### [REQUIRED TASK]
Copy out every line of the records where the string "POLE" occurs.

### [EXERCISE MATERIAL]
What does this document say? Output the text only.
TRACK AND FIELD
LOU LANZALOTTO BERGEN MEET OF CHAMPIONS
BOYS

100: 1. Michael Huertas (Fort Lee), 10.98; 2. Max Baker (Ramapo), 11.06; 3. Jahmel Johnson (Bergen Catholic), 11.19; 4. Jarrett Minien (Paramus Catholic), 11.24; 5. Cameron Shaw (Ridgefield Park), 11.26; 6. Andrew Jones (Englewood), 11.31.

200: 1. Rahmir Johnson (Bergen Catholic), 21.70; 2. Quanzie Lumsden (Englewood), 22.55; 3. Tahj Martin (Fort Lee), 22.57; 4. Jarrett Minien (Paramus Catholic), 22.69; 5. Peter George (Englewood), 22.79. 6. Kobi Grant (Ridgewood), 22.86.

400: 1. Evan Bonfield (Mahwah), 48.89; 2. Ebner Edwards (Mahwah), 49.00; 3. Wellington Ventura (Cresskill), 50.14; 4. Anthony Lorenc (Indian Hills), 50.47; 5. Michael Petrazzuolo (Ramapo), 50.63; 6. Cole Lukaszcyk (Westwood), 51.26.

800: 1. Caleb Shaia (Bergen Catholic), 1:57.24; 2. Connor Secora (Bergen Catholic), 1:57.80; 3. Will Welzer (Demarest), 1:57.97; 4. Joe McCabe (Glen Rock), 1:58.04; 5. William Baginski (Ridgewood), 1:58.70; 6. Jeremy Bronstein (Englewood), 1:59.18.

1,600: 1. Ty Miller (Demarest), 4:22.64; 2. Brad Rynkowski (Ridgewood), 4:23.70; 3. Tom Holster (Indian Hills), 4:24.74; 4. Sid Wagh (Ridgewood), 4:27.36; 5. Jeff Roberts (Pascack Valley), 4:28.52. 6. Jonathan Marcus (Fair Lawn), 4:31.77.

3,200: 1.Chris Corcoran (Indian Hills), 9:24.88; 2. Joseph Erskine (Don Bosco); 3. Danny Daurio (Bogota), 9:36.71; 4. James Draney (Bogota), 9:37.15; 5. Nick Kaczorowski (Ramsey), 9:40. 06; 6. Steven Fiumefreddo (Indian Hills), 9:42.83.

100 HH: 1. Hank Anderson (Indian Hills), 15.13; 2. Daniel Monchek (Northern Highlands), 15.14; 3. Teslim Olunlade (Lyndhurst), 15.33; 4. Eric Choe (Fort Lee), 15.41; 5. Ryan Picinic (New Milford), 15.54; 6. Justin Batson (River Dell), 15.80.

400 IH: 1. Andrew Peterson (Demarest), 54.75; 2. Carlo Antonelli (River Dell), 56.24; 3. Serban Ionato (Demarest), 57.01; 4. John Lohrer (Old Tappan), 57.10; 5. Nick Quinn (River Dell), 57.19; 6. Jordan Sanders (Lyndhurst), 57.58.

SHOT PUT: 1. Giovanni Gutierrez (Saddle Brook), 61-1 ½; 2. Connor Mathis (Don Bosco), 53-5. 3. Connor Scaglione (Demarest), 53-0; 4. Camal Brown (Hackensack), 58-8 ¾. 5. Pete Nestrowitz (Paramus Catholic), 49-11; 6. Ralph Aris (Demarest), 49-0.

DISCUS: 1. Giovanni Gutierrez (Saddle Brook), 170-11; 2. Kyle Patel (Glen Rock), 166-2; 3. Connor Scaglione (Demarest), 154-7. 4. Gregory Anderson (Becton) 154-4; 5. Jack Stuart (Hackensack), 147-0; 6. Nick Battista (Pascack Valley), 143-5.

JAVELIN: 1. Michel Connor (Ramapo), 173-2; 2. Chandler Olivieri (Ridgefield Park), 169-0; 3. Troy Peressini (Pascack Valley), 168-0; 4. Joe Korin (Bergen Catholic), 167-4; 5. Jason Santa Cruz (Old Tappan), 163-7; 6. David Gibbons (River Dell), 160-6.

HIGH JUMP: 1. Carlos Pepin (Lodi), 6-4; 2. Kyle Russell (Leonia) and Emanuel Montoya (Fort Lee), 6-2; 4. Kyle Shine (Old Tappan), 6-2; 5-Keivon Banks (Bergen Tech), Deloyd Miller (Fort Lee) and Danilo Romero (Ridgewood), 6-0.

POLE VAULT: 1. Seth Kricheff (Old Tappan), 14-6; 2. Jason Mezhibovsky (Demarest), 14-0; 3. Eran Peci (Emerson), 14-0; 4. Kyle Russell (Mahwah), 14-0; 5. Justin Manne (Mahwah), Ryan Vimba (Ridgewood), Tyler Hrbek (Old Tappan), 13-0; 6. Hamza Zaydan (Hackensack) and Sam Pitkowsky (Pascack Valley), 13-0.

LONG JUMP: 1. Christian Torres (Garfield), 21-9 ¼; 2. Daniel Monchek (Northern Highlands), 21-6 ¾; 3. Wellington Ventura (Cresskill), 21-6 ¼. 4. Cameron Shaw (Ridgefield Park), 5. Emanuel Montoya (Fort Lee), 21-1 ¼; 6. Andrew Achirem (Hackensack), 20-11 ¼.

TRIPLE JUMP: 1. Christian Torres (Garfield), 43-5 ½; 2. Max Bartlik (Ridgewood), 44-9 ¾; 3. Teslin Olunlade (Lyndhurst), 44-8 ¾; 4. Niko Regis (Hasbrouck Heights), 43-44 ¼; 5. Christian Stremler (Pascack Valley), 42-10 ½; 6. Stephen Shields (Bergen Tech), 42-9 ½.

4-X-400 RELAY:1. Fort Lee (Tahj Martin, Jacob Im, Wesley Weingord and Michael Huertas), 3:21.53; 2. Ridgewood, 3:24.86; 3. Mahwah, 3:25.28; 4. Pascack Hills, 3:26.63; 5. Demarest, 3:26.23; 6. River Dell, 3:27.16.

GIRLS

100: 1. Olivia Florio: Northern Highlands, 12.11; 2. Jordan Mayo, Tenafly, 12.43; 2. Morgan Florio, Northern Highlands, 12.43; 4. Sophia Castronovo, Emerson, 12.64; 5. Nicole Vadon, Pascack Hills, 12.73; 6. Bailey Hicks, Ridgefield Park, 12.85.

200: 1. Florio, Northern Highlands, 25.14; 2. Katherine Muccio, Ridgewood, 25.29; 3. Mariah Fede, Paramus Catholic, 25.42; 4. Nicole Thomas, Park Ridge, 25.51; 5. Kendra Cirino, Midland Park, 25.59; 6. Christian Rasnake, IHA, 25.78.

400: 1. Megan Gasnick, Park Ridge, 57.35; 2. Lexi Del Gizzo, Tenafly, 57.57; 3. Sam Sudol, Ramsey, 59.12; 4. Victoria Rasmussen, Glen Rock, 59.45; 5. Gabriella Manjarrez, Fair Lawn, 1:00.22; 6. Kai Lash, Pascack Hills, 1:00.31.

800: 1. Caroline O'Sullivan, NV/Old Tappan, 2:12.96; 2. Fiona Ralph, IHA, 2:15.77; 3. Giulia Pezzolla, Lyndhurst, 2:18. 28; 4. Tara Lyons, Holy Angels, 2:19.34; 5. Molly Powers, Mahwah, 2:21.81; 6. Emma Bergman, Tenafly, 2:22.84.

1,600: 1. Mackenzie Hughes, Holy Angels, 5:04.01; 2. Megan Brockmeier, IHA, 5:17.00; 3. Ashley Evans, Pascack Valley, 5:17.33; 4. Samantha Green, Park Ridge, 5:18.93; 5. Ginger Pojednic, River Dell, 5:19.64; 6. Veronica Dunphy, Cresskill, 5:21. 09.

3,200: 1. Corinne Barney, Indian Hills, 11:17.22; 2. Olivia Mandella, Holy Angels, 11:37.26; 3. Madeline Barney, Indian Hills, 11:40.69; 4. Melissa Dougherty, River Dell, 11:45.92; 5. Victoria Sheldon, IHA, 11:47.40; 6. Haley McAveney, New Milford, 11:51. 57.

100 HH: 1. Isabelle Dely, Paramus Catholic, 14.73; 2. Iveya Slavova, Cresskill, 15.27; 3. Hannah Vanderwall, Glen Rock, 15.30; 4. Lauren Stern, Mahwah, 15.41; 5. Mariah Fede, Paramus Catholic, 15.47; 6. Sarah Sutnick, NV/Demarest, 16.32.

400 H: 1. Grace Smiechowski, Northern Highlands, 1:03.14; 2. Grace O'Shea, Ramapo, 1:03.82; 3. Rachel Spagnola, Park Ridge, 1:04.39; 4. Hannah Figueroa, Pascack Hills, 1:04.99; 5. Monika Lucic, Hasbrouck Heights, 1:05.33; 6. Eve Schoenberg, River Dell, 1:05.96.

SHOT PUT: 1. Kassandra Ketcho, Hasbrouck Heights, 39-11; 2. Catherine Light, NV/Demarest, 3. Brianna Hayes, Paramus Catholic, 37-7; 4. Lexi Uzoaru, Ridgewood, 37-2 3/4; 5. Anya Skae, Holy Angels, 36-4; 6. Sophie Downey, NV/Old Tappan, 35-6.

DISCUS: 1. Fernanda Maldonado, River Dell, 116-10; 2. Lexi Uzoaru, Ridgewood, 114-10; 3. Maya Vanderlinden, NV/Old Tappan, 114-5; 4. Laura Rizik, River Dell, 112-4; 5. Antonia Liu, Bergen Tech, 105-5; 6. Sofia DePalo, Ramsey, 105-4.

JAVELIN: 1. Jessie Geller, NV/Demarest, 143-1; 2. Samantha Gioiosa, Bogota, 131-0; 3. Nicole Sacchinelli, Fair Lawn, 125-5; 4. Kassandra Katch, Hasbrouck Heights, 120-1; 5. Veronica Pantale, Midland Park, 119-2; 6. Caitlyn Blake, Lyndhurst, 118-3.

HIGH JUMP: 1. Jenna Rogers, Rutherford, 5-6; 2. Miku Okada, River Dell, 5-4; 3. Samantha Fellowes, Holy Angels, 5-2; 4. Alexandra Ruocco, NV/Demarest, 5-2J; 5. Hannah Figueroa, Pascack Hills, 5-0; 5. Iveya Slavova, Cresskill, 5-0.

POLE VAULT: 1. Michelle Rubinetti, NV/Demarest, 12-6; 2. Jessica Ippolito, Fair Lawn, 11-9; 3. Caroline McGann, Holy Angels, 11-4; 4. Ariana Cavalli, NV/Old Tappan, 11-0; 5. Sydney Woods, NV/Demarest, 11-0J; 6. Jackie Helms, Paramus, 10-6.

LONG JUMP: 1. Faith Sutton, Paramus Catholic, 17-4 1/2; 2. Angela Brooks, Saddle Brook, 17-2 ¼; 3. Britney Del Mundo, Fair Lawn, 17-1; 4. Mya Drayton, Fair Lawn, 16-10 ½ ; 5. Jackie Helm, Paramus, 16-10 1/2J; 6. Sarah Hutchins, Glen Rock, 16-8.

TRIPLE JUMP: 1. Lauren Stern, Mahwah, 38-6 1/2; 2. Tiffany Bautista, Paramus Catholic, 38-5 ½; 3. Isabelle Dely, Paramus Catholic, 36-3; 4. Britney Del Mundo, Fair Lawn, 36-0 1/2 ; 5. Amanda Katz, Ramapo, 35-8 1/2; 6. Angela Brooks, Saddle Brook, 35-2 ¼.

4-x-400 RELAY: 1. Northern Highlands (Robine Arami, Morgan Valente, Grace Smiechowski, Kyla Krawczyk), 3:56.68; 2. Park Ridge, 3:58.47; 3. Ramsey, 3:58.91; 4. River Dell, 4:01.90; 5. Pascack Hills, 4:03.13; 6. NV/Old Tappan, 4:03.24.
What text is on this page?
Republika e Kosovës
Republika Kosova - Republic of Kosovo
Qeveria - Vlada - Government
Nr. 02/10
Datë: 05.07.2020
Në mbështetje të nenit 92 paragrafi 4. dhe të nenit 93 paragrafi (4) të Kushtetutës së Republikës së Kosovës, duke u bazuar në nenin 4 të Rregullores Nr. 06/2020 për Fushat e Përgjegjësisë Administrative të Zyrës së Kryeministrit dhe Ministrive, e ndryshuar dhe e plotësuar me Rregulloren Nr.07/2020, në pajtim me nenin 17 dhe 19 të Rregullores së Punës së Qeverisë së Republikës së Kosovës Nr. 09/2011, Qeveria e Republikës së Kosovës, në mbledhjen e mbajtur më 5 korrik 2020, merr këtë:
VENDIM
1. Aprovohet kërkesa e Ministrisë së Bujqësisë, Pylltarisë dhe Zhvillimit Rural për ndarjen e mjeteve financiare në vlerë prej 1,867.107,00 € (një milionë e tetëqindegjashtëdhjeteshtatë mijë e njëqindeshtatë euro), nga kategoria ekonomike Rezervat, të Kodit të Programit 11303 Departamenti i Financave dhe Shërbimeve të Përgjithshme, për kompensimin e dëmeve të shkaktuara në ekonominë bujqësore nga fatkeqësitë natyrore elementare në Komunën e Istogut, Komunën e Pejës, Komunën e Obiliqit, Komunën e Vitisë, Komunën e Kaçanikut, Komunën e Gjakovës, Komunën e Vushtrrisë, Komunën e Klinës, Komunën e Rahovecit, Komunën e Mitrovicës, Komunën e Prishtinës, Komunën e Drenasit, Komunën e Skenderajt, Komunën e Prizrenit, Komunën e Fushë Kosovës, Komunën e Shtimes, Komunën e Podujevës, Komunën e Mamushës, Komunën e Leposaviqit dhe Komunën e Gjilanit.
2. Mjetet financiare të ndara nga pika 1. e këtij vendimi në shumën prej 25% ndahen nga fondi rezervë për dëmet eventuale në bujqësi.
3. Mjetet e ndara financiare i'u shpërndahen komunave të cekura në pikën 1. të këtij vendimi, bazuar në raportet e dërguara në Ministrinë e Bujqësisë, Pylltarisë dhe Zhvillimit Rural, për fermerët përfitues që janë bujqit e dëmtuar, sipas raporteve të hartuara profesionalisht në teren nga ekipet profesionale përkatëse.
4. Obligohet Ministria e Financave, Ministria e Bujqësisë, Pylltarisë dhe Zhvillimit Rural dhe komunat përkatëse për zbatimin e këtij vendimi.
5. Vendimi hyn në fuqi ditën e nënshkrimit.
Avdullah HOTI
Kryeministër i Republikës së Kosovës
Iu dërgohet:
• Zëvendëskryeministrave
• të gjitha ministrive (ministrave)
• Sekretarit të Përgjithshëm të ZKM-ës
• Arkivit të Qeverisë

### [RESULT]
POLE VAULT: 1. Seth Kricheff (Old Tappan), 14-6; 2. Jason Mezhibovsky (Demarest), 14-0; 3. Eran Peci (Emerson), 14-0; 4. Kyle Russell (Mahwah), 14-0; 5. Justin Manne (Mahwah), Ryan Vimba (Ridgewood), Tyler Hrbek (Old Tappan), 13-0; 6. Hamza Zaydan (Hackensack) and Sam Pitkowsky (Pascack Valley), 13-0.
POLE VAULT: 1. Michelle Rubinetti, NV/Demarest, 12-6; 2. Jessica Ippolito, Fair Lawn, 11-9; 3. Caroline McGann, Holy Angels, 11-4; 4. Ariana Cavalli, NV/Old Tappan, 11-0; 5. Sydney Woods, NV/Demarest, 11-0J; 6. Jackie Helms, Paramus, 10-6.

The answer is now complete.